Esse webinar foi realizado nos escritórios de um grande escritório de advocacia em Sydney.
Os trabalhos foram presididos pela distinta apresentadora de TV australiana Geraldine Doogue. Mais de 150 católicos comprometidos se sintonizaram. Havia um clima de bastante empolgação durante os trabalhos. E, na maior parte do tempo, a tecnologia funcionou bem.
Geraldine apresentou o conferencista principal, François Kunc, que é juiz da Suprema Corte de New South Wales.
Ele teve a tarefa nada invejável de fornecer uma visão geral de 15 minutos do relatório de 208 páginas que contém 86 recomendações para melhorar a governança da Igreja Católica na Austrália. Eu fui um dos nove respondentes.
Os outros respondentes foram três dos principais autores que faziam parte da Equipe do Projeto de Revisão da Governança de sete membros comissionados para preparar esse relatório para o Grupo Consultivo de Implementação da Igreja, que foi estabelecido pelos nossos bispos após a comissão real.
Outro respondente foi um dos conselheiros teológicos da equipe de revisão.
O debate foi animado, bem-informado e respeitoso. Homens e mulheres estavam à mesa em números iguais. Apropriadamente, os leigos superavam em muito o clero.
Mas alguma coisa não estava certa.
Não havia nenhum bispo no painel. Disseram-nos que os convites foram feitos, mas em vão. Assim como a maioria das coisas na Igreja, provavelmente há uma história por trás disso.

#### Tarefas a realizar:
1 - De acordo com o texto sobre o webinar, quem presidiu os trabalhos?
2 - Prolongue o texto sobre o webinar da governança da Igreja a partir da última frase apresentada.

#### Dados extraídos:
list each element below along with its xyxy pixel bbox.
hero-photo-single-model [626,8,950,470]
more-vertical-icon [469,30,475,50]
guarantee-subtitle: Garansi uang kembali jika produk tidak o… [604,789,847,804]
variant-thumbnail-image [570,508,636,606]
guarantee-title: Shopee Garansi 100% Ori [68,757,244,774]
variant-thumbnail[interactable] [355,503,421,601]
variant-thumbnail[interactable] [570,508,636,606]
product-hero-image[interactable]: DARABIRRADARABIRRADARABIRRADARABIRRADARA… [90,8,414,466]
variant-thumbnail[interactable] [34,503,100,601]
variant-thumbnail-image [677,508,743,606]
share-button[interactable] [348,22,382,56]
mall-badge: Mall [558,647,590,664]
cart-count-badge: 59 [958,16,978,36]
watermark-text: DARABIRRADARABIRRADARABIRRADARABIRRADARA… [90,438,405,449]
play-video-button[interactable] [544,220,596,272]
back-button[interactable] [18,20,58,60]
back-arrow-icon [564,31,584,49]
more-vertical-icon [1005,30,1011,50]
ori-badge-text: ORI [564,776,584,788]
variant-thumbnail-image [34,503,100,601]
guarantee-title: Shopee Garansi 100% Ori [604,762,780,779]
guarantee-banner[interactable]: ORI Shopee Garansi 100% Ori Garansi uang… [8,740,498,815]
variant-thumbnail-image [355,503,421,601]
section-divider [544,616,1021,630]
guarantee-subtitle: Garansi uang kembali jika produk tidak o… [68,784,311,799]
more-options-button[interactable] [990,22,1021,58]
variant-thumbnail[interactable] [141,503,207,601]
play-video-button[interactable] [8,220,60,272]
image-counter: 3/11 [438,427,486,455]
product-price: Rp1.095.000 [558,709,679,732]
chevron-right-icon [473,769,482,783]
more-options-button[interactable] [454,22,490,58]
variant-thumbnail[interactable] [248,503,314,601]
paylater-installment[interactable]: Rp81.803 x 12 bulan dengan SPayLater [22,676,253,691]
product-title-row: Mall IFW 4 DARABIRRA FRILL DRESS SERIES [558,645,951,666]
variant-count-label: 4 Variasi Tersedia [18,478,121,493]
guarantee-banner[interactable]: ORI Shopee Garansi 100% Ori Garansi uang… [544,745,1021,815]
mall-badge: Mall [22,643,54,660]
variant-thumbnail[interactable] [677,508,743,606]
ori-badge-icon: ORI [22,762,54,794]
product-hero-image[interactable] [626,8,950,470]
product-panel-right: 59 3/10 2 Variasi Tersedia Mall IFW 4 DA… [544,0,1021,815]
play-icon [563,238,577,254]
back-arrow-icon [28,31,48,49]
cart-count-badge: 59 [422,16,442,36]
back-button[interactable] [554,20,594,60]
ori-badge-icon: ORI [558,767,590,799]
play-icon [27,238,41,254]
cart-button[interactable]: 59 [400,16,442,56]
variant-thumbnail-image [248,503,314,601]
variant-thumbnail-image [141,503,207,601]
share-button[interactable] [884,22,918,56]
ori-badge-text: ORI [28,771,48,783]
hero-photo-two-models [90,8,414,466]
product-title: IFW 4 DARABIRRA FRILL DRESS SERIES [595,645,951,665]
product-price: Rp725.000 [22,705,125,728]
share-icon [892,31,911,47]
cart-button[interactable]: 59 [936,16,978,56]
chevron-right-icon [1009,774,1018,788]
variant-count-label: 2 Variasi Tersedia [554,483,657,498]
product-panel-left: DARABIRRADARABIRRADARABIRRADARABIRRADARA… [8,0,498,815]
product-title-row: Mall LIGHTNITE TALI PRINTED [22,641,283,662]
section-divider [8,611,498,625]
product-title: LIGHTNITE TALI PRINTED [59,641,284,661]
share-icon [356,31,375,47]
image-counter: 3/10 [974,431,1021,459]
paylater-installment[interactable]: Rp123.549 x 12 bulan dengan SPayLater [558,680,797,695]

#### Respostas do exercício:
1 - A apresentadora de TV australiana Geraldine Doogue.

2 -
Mas eu fiquei pensando que um debate sobre governança corresponsável na Igreja Católica poderia muito bem ser feito com alguns bispos à mesa.
A maioria que falou durante o evento deveria estar na casa dos 60 anos. Ao considerar a governança futura da nossa Igreja, provavelmente é melhor começar como gostaríamos de terminar. Para que a corresponsabilidade funcione, bispos e jovens precisam estar à mesa.
Esse relatório foi apresentado aos nossos bispos no último minuto antes da sua última conferência em maio de 2020.
Em vez de publicá-lo prontamente, os bispos decidiram que queriam refletir sobre ele até a sua próxima reunião em novembro de 2020. O relatório em forma de rascunho vazou logo depois que os bispos concluíram o seu encontro em maio.
Após o vazamento, os bispos repensaram a sua programação. No dia 12 de junho de 2020, o arcebispo Mark Coleridge, presidente da Conferência dos Bispos da Austrália, anunciou que os bispos “dariam seu feedback antes do dia 17 de julho”.
Ele escreveu:
“Depois que esse feedback for recebido, o relatório será modificado. A versão modificada será, então, publicada no fim de julho ou início de agosto, acompanhada de um guia de leitura. Essa versão estará amplamente disponível, e as pessoas são incentivadas a ler o relatório completo (e não apenas as recomendações) e a fornecer feedback ao seu bispo local para ajudá-lo a formular a sua resposta.”
Essa foi a última vez que ouvimos os nossos bispos antes do início do webinar no dia 19 de agosto. No fim da última sexta-feira, dois dias após o webinar, os bispos finalmente publicaram o relatório revisado.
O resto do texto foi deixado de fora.